* Task *
An exact transcription of all the data is the expected reply.

* Material shown *
====

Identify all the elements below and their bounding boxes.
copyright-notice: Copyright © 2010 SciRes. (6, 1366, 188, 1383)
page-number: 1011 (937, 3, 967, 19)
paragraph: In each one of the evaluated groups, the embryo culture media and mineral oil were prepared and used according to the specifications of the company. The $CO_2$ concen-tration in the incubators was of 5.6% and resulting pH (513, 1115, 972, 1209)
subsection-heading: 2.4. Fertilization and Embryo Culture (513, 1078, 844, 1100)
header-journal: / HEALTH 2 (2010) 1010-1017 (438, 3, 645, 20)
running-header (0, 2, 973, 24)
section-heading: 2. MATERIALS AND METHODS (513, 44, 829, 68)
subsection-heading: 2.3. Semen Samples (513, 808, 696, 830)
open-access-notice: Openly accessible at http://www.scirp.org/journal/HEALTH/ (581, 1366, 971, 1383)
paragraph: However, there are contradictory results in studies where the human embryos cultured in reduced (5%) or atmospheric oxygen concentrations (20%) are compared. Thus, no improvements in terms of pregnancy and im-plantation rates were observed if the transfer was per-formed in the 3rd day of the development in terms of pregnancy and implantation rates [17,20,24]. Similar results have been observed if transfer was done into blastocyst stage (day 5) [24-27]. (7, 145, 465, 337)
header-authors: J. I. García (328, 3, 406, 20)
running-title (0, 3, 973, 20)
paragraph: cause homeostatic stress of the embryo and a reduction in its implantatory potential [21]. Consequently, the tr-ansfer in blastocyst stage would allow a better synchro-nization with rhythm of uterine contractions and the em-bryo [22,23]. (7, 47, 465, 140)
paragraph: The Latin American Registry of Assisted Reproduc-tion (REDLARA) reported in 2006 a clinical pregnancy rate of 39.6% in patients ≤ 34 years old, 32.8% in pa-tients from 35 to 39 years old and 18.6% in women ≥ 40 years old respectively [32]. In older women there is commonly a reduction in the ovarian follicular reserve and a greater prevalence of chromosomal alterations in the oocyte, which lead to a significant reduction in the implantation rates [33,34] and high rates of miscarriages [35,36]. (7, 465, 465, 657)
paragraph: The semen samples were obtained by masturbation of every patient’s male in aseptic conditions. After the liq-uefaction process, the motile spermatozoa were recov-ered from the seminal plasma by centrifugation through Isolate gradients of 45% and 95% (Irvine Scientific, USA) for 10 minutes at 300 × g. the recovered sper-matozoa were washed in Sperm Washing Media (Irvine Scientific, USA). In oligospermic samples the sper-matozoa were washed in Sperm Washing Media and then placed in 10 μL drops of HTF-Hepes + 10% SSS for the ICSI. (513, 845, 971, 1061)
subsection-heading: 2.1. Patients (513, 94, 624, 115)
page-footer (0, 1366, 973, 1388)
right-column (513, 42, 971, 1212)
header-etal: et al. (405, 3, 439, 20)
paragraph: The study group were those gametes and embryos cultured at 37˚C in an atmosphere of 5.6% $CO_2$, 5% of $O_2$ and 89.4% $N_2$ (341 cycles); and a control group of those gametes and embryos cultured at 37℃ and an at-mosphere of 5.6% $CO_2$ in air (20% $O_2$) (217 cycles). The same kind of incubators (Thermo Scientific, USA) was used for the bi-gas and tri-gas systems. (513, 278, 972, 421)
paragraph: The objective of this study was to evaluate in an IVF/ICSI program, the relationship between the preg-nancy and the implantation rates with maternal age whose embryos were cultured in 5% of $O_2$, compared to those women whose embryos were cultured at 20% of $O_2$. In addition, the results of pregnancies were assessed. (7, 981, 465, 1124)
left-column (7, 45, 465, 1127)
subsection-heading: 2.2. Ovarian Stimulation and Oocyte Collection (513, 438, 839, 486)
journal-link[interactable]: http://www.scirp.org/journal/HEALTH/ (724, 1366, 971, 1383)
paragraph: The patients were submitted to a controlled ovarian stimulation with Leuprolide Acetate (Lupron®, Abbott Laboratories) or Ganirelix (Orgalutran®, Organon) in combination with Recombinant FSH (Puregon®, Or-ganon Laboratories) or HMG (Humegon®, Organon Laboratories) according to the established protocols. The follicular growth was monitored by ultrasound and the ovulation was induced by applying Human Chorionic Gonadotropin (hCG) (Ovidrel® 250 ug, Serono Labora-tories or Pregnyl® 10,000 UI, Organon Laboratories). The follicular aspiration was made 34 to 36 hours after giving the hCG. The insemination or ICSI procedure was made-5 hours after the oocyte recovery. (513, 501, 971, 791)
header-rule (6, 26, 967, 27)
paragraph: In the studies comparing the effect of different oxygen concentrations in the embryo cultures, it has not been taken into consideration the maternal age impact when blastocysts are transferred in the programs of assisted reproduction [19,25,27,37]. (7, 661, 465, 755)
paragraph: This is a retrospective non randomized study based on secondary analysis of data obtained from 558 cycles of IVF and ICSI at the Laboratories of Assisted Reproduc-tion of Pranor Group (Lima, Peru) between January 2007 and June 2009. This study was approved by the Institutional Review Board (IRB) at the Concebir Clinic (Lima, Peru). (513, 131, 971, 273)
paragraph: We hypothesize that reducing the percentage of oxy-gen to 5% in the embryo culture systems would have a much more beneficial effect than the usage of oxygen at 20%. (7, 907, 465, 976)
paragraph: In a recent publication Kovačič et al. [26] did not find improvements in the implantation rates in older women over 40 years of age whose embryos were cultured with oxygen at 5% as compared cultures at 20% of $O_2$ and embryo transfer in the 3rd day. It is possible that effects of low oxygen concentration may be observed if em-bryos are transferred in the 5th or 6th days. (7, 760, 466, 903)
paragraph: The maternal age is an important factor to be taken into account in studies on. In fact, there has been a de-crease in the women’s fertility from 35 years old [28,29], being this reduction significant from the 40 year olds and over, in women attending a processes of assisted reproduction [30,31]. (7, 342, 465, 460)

====

* Task answer *
Identify all the elements below and their bounding boxes.
copyright-notice: Copyright © 2010 SciRes. (6, 1366, 188, 1383)
page-number: 1011 (937, 3, 967, 19)
paragraph: In each one of the evaluated groups, the embryo culture media and mineral oil were prepared and used according to the specifications of the company. The $CO_2$ concen-tration in the incubators was of 5.6% and resulting pH (513, 1115, 972, 1209)
subsection-heading: 2.4. Fertilization and Embryo Culture (513, 1078, 844, 1100)
header-journal: / HEALTH 2 (2010) 1010-1017 (438, 3, 645, 20)
running-header (0, 2, 973, 24)
section-heading: 2. MATERIALS AND METHODS (513, 44, 829, 68)
subsection-heading: 2.3. Semen Samples (513, 808, 696, 830)
open-access-notice: Openly accessible at http://www.scirp.org/journal/HEALTH/ (581, 1366, 971, 1383)
paragraph: However, there are contradictory results in studies where the human embryos cultured in reduced (5%) or atmospheric oxygen concentrations (20%) are compared. Thus, no improvements in terms of pregnancy and im-plantation rates were observed if the transfer was per-formed in the 3rd day of the development in terms of pregnancy and implantation rates [17,20,24]. Similar results have been observed if transfer was done into blastocyst stage (day 5) [24-27]. (7, 145, 465, 337)
header-authors: J. I. García (328, 3, 406, 20)
running-title (0, 3, 973, 20)
paragraph: cause homeostatic stress of the embryo and a reduction in its implantatory potential [21]. Consequently, the tr-ansfer in blastocyst stage would allow a better synchro-nization with rhythm of uterine contractions and the em-bryo [22,23]. (7, 47, 465, 140)
paragraph: The Latin American Registry of Assisted Reproduc-tion (REDLARA) reported in 2006 a clinical pregnancy rate of 39.6% in patients ≤ 34 years old, 32.8% in pa-tients from 35 to 39 years old and 18.6% in women ≥ 40 years old respectively [32]. In older women there is commonly a reduction in the ovarian follicular reserve and a greater prevalence of chromosomal alterations in the oocyte, which lead to a significant reduction in the implantation rates [33,34] and high rates of miscarriages [35,36]. (7, 465, 465, 657)
paragraph: The semen samples were obtained by masturbation of every patient’s male in aseptic conditions. After the liq-uefaction process, the motile spermatozoa were recov-ered from the seminal plasma by centrifugation through Isolate gradients of 45% and 95% (Irvine Scientific, USA) for 10 minutes at 300 × g. the recovered sper-matozoa were washed in Sperm Washing Media (Irvine Scientific, USA). In oligospermic samples the sper-matozoa were washed in Sperm Washing Media and then placed in 10 μL drops of HTF-Hepes + 10% SSS for the ICSI. (513, 845, 971, 1061)
subsection-heading: 2.1. Patients (513, 94, 624, 115)
page-footer (0, 1366, 973, 1388)
right-column (513, 42, 971, 1212)
header-etal: et al. (405, 3, 439, 20)
paragraph: The study group were those gametes and embryos cultured at 37˚C in an atmosphere of 5.6% $CO_2$, 5% of $O_2$ and 89.4% $N_2$ (341 cycles); and a control group of those gametes and embryos cultured at 37℃ and an at-mosphere of 5.6% $CO_2$ in air (20% $O_2$) (217 cycles). The same kind of incubators (Thermo Scientific, USA) was used for the bi-gas and tri-gas systems. (513, 278, 972, 421)
paragraph: The objective of this study was to evaluate in an IVF/ICSI program, the relationship between the preg-nancy and the implantation rates with maternal age whose embryos were cultured in 5% of $O_2$, compared to those women whose embryos were cultured at 20% of $O_2$. In addition, the results of pregnancies were assessed. (7, 981, 465, 1124)
left-column (7, 45, 465, 1127)
subsection-heading: 2.2. Ovarian Stimulation and Oocyte Collection (513, 438, 839, 486)
journal-link[interactable]: http://www.scirp.org/journal/HEALTH/ (724, 1366, 971, 1383)
paragraph: The patients were submitted to a controlled ovarian stimulation with Leuprolide Acetate (Lupron®, Abbott Laboratories) or Ganirelix (Orgalutran®, Organon) in combination with Recombinant FSH (Puregon®, Or-ganon Laboratories) or HMG (Humegon®, Organon Laboratories) according to the established protocols. The follicular growth was monitored by ultrasound and the ovulation was induced by applying Human Chorionic Gonadotropin (hCG) (Ovidrel® 250 ug, Serono Labora-tories or Pregnyl® 10,000 UI, Organon Laboratories). The follicular aspiration was made 34 to 36 hours after giving the hCG. The insemination or ICSI procedure was made-5 hours after the oocyte recovery. (513, 501, 971, 791)
header-rule (6, 26, 967, 27)
paragraph: In the studies comparing the effect of different oxygen concentrations in the embryo cultures, it has not been taken into consideration the maternal age impact when blastocysts are transferred in the programs of assisted reproduction [19,25,27,37]. (7, 661, 465, 755)
paragraph: This is a retrospective non randomized study based on secondary analysis of data obtained from 558 cycles of IVF and ICSI at the Laboratories of Assisted Reproduc-tion of Pranor Group (Lima, Peru) between January 2007 and June 2009. This study was approved by the Institutional Review Board (IRB) at the Concebir Clinic (Lima, Peru). (513, 131, 971, 273)
paragraph: We hypothesize that reducing the percentage of oxy-gen to 5% in the embryo culture systems would have a much more beneficial effect than the usage of oxygen at 20%. (7, 907, 465, 976)
paragraph: In a recent publication Kovačič et al. [26] did not find improvements in the implantation rates in older women over 40 years of age whose embryos were cultured with oxygen at 5% as compared cultures at 20% of $O_2$ and embryo transfer in the 3rd day. It is possible that effects of low oxygen concentration may be observed if em-bryos are transferred in the 5th or 6th days. (7, 760, 466, 903)
paragraph: The maternal age is an important factor to be taken into account in studies on. In fact, there has been a de-crease in the women’s fertility from 35 years old [28,29], being this reduction significant from the 40 year olds and over, in women attending a processes of assisted reproduction [30,31]. (7, 342, 465, 460)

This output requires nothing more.